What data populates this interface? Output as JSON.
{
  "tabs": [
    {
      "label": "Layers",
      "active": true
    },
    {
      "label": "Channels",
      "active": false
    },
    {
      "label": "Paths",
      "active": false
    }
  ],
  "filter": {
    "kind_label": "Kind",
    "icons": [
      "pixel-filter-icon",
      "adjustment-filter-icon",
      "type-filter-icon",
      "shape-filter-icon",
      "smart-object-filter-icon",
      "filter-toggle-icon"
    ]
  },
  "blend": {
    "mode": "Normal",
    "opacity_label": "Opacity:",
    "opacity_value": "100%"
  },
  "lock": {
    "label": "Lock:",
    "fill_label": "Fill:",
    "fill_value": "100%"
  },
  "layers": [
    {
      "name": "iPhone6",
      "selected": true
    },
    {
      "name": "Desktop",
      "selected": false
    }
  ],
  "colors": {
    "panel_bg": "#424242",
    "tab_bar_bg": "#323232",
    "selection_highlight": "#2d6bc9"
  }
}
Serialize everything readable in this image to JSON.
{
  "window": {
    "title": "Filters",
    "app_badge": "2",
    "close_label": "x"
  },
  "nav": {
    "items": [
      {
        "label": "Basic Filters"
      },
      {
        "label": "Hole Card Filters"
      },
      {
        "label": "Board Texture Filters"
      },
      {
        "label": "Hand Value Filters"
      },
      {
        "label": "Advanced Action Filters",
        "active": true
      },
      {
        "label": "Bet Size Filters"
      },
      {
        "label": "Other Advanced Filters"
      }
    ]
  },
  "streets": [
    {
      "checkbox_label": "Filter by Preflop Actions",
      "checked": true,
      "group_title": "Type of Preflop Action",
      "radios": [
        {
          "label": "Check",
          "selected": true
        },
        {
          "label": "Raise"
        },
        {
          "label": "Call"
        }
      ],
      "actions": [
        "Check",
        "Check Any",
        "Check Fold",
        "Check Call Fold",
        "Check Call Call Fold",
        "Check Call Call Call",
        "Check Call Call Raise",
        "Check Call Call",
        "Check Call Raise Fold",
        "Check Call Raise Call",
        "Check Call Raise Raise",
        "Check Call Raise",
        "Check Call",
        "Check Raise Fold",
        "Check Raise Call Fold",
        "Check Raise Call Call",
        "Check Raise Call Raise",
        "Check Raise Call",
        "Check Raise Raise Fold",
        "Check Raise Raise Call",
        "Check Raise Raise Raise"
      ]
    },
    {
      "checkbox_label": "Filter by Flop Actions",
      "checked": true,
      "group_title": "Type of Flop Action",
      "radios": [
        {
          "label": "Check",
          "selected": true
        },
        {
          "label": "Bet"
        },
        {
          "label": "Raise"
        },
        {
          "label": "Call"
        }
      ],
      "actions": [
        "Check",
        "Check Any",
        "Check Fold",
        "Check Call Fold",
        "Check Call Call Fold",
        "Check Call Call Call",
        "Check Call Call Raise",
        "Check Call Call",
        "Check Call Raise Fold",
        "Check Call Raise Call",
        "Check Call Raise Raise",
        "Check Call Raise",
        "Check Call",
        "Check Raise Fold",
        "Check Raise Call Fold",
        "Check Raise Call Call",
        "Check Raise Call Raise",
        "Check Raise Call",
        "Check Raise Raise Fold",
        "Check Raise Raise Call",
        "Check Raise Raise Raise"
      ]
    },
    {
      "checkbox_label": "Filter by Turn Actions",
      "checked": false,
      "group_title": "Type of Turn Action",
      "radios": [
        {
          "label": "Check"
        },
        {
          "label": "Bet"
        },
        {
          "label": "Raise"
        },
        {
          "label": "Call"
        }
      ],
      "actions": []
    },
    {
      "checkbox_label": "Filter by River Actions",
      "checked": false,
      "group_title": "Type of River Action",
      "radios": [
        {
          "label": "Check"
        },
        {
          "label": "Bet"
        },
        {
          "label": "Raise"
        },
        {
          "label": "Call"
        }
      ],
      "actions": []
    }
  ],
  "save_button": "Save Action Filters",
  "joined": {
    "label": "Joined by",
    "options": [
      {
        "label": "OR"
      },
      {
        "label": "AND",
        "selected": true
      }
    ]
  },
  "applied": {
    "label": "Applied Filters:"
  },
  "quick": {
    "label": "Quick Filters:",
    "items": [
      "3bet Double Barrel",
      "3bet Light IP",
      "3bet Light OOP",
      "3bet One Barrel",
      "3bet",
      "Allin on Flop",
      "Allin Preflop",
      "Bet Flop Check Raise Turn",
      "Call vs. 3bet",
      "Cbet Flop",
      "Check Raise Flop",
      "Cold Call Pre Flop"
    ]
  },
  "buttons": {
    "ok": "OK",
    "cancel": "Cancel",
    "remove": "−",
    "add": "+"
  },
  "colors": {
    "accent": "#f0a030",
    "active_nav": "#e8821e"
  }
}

....

Go through the listing and print each line exactly as it appears.

## Answer to the task
What data populates this interface? Output as JSON.
{
  "tabs": [
    {
      "label": "Layers",
      "active": true
    },
    {
      "label": "Channels",
      "active": false
    },
    {
      "label": "Paths",
      "active": false
    }
  ],
  "filter": {
    "kind_label": "Kind",
    "icons": [
      "pixel-filter-icon",
      "adjustment-filter-icon",
      "type-filter-icon",
      "shape-filter-icon",
      "smart-object-filter-icon",
      "filter-toggle-icon"
    ]
  },
  "blend": {
    "mode": "Normal",
    "opacity_label": "Opacity:",
    "opacity_value": "100%"
  },
  "lock": {
    "label": "Lock:",
    "fill_label": "Fill:",
    "fill_value": "100%"
  },
  "layers": [
    {
      "name": "iPhone6",
      "selected": true
    },
    {
      "name": "Desktop",
      "selected": false
    }
  ],
  "colors": {
    "panel_bg": "#424242",
    "tab_bar_bg": "#323232",
    "selection_highlight": "#2d6bc9"
  }
}
Serialize everything readable in this image to JSON.
{
  "window": {
    "title": "Filters",
    "app_badge": "2",
    "close_label": "x"
  },
  "nav": {
    "items": [
      {
        "label": "Basic Filters"
      },
      {
        "label": "Hole Card Filters"
      },
      {
        "label": "Board Texture Filters"
      },
      {
        "label": "Hand Value Filters"
      },
      {
        "label": "Advanced Action Filters",
        "active": true
      },
      {
        "label": "Bet Size Filters"
      },
      {
        "label": "Other Advanced Filters"
      }
    ]
  },
  "streets": [
    {
      "checkbox_label": "Filter by Preflop Actions",
      "checked": true,
      "group_title": "Type of Preflop Action",
      "radios": [
        {
          "label": "Check",
          "selected": true
        },
        {
          "label": "Raise"
        },
        {
          "label": "Call"
        }
      ],
      "actions": [
        "Check",
        "Check Any",
        "Check Fold",
        "Check Call Fold",
        "Check Call Call Fold",
        "Check Call Call Call",
        "Check Call Call Raise",
        "Check Call Call",
        "Check Call Raise Fold",
        "Check Call Raise Call",
        "Check Call Raise Raise",
        "Check Call Raise",
        "Check Call",
        "Check Raise Fold",
        "Check Raise Call Fold",
        "Check Raise Call Call",
        "Check Raise Call Raise",
        "Check Raise Call",
        "Check Raise Raise Fold",
        "Check Raise Raise Call",
        "Check Raise Raise Raise"
      ]
    },
    {
      "checkbox_label": "Filter by Flop Actions",
      "checked": true,
      "group_title": "Type of Flop Action",
      "radios": [
        {
          "label": "Check",
          "selected": true
        },
        {
          "label": "Bet"
        },
        {
          "label": "Raise"
        },
        {
          "label": "Call"
        }
      ],
      "actions": [
        "Check",
        "Check Any",
        "Check Fold",
        "Check Call Fold",
        "Check Call Call Fold",
        "Check Call Call Call",
        "Check Call Call Raise",
        "Check Call Call",
        "Check Call Raise Fold",
        "Check Call Raise Call",
        "Check Call Raise Raise",
        "Check Call Raise",
        "Check Call",
        "Check Raise Fold",
        "Check Raise Call Fold",
        "Check Raise Call Call",
        "Check Raise Call Raise",
        "Check Raise Call",
        "Check Raise Raise Fold",
        "Check Raise Raise Call",
        "Check Raise Raise Raise"
      ]
    },
    {
      "checkbox_label": "Filter by Turn Actions",
      "checked": false,
      "group_title": "Type of Turn Action",
      "radios": [
        {
          "label": "Check"
        },
        {
          "label": "Bet"
        },
        {
          "label": "Raise"
        },
        {
          "label": "Call"
        }
      ],
      "actions": []
    },
    {
      "checkbox_label": "Filter by River Actions",
      "checked": false,
      "group_title": "Type of River Action",
      "radios": [
        {
          "label": "Check"
        },
        {
          "label": "Bet"
        },
        {
          "label": "Raise"
        },
        {
          "label": "Call"
        }
      ],
      "actions": []
    }
  ],
  "save_button": "Save Action Filters",
  "joined": {
    "label": "Joined by",
    "options": [
      {
        "label": "OR"
      },
      {
        "label": "AND",
        "selected": true
      }
    ]
  },
  "applied": {
    "label": "Applied Filters:"
  },
  "quick": {
    "label": "Quick Filters:",
    "items": [
      "3bet Double Barrel",
      "3bet Light IP",
      "3bet Light OOP",
      "3bet One Barrel",
      "3bet",
      "Allin on Flop",
      "Allin Preflop",
      "Bet Flop Check Raise Turn",
      "Call vs. 3bet",
      "Cbet Flop",
      "Check Raise Flop",
      "Cold Call Pre Flop"
    ]
  },
  "buttons": {
    "ok": "OK",
    "cancel": "Cancel",
    "remove": "−",
    "add": "+"
  },
  "colors": {
    "accent": "#f0a030",
    "active_nav": "#e8821e"
  }
}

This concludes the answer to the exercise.